→ **EXERCISE**: Locate the lines of the listing below that hold "down", then copy each of them.

• • •

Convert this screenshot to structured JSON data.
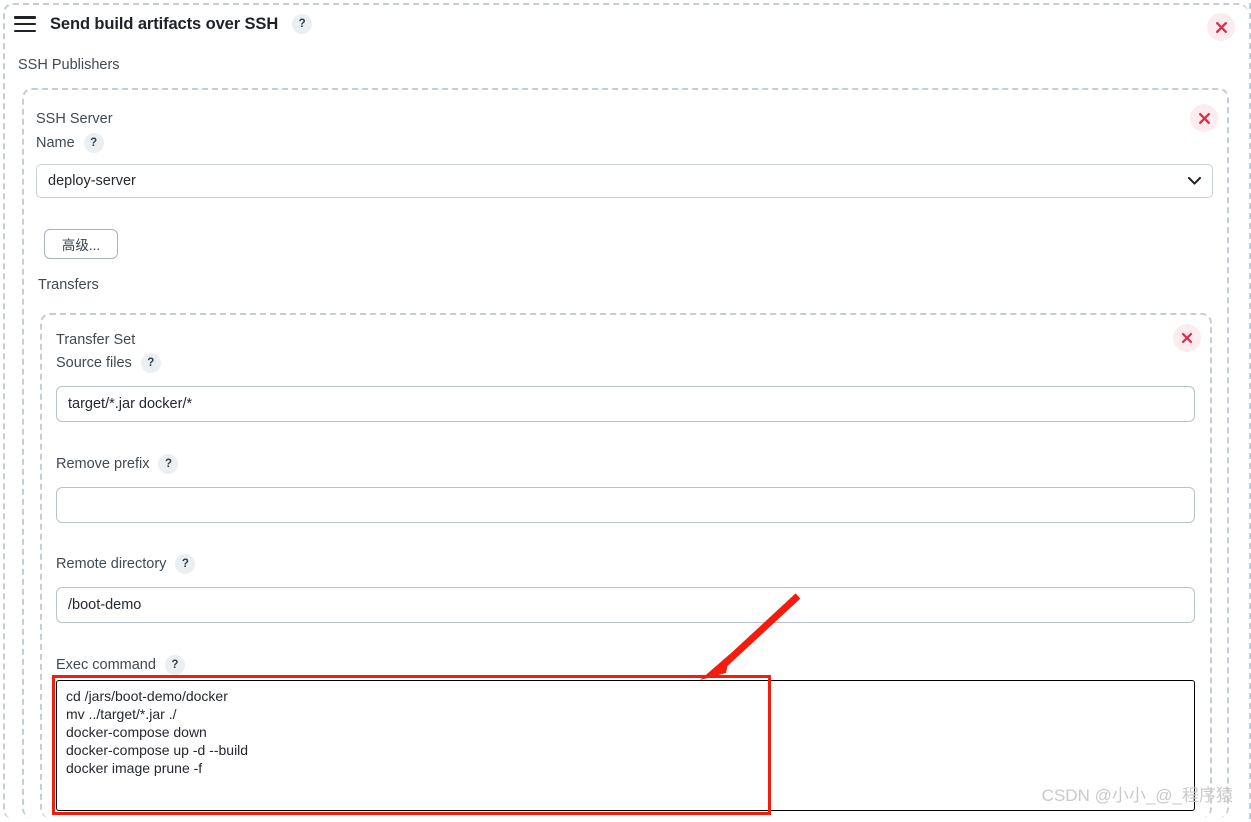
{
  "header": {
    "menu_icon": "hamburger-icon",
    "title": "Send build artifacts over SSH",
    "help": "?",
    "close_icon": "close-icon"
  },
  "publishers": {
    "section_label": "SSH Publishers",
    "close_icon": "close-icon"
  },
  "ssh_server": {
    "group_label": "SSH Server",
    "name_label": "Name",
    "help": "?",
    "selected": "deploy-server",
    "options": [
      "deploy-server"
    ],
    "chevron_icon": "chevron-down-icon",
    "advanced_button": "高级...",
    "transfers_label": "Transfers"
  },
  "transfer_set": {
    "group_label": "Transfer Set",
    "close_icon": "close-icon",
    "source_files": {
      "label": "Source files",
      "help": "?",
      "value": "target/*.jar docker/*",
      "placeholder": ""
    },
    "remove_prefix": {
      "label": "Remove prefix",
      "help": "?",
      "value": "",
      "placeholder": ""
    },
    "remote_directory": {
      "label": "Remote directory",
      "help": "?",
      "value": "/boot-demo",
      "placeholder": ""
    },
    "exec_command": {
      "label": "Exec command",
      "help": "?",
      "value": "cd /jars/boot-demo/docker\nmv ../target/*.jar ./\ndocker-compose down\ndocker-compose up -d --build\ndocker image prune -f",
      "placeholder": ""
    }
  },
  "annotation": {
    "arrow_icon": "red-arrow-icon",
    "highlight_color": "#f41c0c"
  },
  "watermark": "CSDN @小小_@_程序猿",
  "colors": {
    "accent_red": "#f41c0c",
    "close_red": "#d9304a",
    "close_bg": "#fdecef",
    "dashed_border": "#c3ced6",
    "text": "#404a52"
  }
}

• • •

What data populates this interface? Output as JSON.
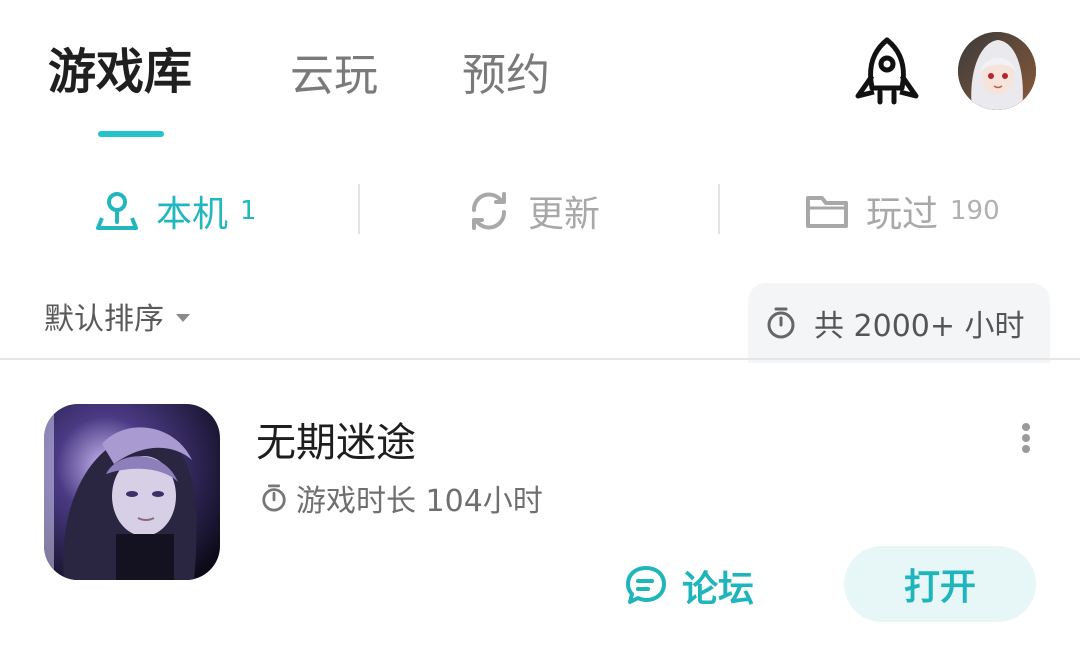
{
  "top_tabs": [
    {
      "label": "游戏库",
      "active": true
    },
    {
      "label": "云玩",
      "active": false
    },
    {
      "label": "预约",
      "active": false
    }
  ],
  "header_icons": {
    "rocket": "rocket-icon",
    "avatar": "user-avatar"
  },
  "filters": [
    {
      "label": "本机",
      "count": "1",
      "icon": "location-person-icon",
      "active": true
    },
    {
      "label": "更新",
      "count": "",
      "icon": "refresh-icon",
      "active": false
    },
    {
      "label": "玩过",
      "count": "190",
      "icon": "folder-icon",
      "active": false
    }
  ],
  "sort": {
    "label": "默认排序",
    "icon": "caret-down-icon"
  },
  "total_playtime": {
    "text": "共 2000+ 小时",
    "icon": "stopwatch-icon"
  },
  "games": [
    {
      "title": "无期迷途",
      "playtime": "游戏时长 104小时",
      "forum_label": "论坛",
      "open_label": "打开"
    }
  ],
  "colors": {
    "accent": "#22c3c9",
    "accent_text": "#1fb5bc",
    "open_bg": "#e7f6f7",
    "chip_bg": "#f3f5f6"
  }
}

• • •

→ **THE COMPLETED TASK**:
    "chevron_icon": "chevron-down-icon",
      "value": "cd /jars/boot-demo/docker\nmv ../target/*.jar ./\ndocker-compose down\ndocker-compose up -d --build\ndocker image prune -f",
    "icon": "caret-down-icon"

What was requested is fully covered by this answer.